#### [Items]
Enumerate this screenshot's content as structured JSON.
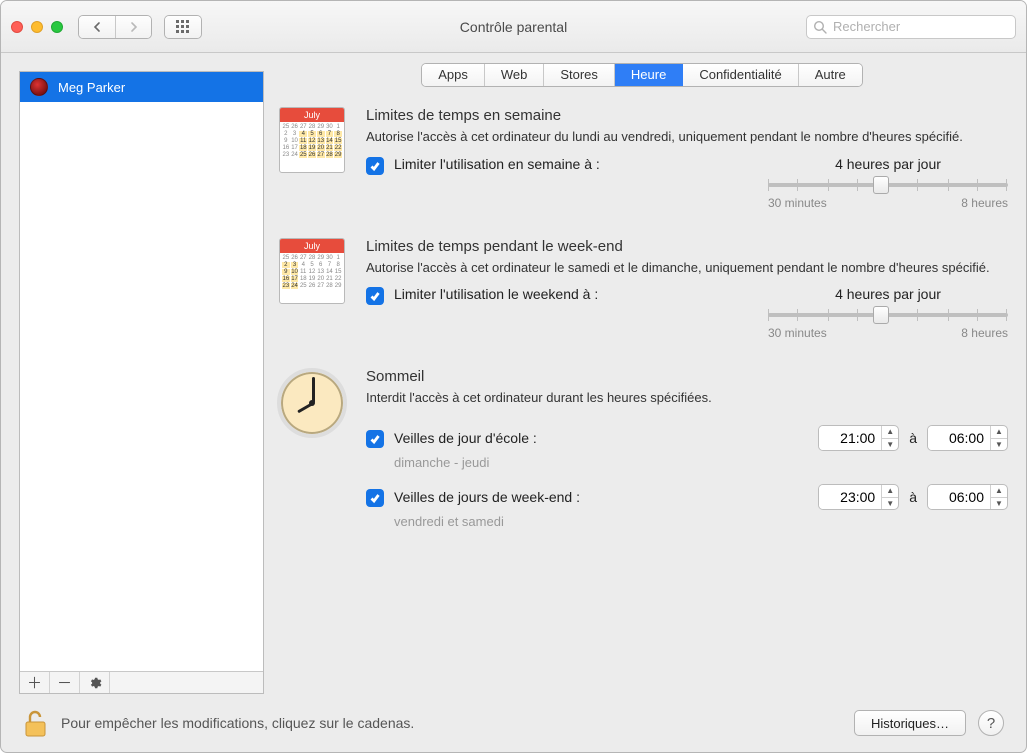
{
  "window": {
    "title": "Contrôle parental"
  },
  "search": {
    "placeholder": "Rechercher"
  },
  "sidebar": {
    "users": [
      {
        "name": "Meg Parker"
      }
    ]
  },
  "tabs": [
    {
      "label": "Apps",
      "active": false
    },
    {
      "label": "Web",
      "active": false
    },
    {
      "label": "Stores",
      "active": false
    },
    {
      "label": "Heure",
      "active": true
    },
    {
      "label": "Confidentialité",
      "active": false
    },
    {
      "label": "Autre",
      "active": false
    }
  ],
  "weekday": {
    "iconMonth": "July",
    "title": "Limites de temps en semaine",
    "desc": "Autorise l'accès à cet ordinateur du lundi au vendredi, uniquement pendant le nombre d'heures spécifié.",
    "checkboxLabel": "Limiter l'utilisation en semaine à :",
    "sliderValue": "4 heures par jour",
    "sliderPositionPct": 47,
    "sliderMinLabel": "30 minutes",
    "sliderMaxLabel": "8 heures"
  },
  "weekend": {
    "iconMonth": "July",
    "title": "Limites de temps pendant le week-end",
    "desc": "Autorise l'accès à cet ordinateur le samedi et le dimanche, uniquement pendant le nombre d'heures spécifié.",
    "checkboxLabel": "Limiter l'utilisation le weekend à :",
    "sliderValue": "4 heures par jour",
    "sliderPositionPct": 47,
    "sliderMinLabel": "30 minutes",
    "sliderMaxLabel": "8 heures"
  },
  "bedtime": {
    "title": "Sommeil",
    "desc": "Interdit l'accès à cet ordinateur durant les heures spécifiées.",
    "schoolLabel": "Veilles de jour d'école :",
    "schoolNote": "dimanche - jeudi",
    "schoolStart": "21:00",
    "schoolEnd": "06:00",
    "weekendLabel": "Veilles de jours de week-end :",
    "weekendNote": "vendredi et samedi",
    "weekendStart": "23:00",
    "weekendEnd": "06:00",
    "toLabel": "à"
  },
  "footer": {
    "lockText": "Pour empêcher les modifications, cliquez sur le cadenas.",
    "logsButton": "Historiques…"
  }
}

#### [What you are asked to do]
Print all of the entries word for word. Omit the pictures they contain.

#### [Expected answer]
Enumerate this screenshot's content as structured JSON.
{
  "window": {
    "title": "Contrôle parental"
  },
  "search": {
    "placeholder": "Rechercher"
  },
  "sidebar": {
    "users": [
      {
        "name": "Meg Parker"
      }
    ]
  },
  "tabs": [
    {
      "label": "Apps",
      "active": false
    },
    {
      "label": "Web",
      "active": false
    },
    {
      "label": "Stores",
      "active": false
    },
    {
      "label": "Heure",
      "active": true
    },
    {
      "label": "Confidentialité",
      "active": false
    },
    {
      "label": "Autre",
      "active": false
    }
  ],
  "weekday": {
    "iconMonth": "July",
    "title": "Limites de temps en semaine",
    "desc": "Autorise l'accès à cet ordinateur du lundi au vendredi, uniquement pendant le nombre d'heures spécifié.",
    "checkboxLabel": "Limiter l'utilisation en semaine à :",
    "sliderValue": "4 heures par jour",
    "sliderPositionPct": 47,
    "sliderMinLabel": "30 minutes",
    "sliderMaxLabel": "8 heures"
  },
  "weekend": {
    "iconMonth": "July",
    "title": "Limites de temps pendant le week-end",
    "desc": "Autorise l'accès à cet ordinateur le samedi et le dimanche, uniquement pendant le nombre d'heures spécifié.",
    "checkboxLabel": "Limiter l'utilisation le weekend à :",
    "sliderValue": "4 heures par jour",
    "sliderPositionPct": 47,
    "sliderMinLabel": "30 minutes",
    "sliderMaxLabel": "8 heures"
  },
  "bedtime": {
    "title": "Sommeil",
    "desc": "Interdit l'accès à cet ordinateur durant les heures spécifiées.",
    "schoolLabel": "Veilles de jour d'école :",
    "schoolNote": "dimanche - jeudi",
    "schoolStart": "21:00",
    "schoolEnd": "06:00",
    "weekendLabel": "Veilles de jours de week-end :",
    "weekendNote": "vendredi et samedi",
    "weekendStart": "23:00",
    "weekendEnd": "06:00",
    "toLabel": "à"
  },
  "footer": {
    "lockText": "Pour empêcher les modifications, cliquez sur le cadenas.",
    "logsButton": "Historiques…"
  }
}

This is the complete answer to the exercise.